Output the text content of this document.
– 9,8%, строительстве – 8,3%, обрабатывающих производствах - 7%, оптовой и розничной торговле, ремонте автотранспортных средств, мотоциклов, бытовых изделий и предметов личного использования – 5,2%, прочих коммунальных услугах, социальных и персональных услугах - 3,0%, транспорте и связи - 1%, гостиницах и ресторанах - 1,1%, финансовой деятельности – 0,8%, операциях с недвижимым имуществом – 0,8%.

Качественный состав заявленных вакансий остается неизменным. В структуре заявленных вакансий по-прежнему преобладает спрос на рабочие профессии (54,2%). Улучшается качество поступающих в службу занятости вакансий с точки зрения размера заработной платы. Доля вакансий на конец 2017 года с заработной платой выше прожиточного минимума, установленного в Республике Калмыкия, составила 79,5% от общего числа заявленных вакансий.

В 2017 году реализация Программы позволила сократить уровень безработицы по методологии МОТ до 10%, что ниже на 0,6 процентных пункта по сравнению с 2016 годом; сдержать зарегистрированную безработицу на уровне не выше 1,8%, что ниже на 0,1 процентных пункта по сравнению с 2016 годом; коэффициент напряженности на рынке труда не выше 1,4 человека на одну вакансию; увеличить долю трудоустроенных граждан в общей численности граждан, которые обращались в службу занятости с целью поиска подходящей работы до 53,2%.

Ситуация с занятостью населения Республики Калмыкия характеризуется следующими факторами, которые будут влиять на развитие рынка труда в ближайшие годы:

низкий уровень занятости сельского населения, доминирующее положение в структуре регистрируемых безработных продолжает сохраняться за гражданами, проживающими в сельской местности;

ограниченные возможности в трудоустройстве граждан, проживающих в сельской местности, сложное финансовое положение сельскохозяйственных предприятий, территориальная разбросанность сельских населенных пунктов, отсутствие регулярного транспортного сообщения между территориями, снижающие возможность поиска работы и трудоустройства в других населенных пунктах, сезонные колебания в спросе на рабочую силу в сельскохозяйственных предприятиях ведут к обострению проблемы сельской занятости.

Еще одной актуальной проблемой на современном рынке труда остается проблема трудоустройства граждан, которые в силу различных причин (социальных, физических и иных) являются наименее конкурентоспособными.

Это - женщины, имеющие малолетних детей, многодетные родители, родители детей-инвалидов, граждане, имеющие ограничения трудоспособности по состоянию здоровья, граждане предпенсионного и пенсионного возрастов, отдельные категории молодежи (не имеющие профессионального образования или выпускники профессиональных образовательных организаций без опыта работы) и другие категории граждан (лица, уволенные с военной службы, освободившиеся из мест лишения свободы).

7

══════

Your task: Find every line that holds "структуре" and copy it.

Written answer:
Качественный состав заявленных вакансий остается неизменным. В структуре заявленных вакансий по-прежнему преобладает спрос на рабочие профессии (54,2%). Улучшается качество поступающих в службу занятости вакансий с точки зрения размера заработной платы. Доля вакансий на конец 2017 года с заработной платой выше прожиточного минимума, установленного в Республике Калмыкия, составила 79,5% от общего числа заявленных вакансий.
низкий уровень занятости сельского населения, доминирующее положение в структуре регистрируемых безработных продолжает сохраняться за гражданами, проживающими в сельской местности;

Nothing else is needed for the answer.